▶ Task directions: Within this material, how many lines have the string "journal" in them? The answer is a number, with nothing added.
□ □ □
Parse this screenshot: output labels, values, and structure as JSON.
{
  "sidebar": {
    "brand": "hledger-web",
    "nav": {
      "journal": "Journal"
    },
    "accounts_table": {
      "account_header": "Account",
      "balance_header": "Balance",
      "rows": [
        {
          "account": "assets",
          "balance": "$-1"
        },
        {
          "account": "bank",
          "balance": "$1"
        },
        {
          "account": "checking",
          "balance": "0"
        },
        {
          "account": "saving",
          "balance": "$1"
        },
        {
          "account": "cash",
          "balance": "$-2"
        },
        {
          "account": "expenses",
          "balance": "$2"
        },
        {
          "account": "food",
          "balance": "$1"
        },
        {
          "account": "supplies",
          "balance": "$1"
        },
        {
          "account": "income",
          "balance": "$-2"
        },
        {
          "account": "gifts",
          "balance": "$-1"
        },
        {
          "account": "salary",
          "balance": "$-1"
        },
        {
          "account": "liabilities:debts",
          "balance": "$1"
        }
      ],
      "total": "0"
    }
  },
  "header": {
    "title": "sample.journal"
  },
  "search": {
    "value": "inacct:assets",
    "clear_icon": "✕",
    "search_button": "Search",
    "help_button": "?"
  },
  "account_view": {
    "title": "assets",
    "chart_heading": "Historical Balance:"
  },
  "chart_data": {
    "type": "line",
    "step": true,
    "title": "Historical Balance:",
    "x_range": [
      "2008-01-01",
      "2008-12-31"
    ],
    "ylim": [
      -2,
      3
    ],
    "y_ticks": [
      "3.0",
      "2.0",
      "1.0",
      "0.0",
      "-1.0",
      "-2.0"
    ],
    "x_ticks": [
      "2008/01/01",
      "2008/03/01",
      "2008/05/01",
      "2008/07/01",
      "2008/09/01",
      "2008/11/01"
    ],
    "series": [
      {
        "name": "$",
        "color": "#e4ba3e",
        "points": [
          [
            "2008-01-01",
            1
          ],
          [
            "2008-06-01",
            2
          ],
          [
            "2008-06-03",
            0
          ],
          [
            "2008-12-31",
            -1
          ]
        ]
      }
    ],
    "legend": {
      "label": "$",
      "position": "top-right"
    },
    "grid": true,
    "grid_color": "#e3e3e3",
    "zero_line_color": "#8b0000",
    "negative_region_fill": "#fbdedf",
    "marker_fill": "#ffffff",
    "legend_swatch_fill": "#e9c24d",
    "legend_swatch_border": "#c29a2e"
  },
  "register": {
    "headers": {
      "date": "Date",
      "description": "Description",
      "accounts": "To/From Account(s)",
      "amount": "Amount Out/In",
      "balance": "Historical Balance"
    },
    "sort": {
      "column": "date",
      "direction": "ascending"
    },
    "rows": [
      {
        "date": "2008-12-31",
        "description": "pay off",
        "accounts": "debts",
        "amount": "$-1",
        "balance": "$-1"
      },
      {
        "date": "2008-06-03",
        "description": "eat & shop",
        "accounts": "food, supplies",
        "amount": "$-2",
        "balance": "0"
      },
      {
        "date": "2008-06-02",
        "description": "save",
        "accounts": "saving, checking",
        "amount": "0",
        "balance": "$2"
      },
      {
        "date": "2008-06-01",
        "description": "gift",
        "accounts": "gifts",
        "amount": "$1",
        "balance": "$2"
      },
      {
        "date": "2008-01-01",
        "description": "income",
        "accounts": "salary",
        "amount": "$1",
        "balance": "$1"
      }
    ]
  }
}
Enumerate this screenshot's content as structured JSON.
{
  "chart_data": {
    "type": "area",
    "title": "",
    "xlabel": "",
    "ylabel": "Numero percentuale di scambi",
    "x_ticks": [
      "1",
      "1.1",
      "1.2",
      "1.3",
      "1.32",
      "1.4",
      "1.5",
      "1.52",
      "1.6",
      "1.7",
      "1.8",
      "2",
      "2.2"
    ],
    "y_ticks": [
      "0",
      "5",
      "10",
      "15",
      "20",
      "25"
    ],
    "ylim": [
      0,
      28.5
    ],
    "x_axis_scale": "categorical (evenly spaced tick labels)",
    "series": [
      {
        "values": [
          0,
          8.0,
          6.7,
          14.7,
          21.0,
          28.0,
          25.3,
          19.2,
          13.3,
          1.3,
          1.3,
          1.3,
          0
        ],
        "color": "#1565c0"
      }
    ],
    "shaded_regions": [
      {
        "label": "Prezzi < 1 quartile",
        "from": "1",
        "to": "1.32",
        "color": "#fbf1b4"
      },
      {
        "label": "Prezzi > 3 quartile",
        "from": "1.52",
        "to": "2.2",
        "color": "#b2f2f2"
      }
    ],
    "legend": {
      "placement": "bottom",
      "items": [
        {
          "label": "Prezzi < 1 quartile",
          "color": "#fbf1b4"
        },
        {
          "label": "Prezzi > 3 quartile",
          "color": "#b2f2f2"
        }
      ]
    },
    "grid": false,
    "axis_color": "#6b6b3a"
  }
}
□ □ □
▶ Solution: 2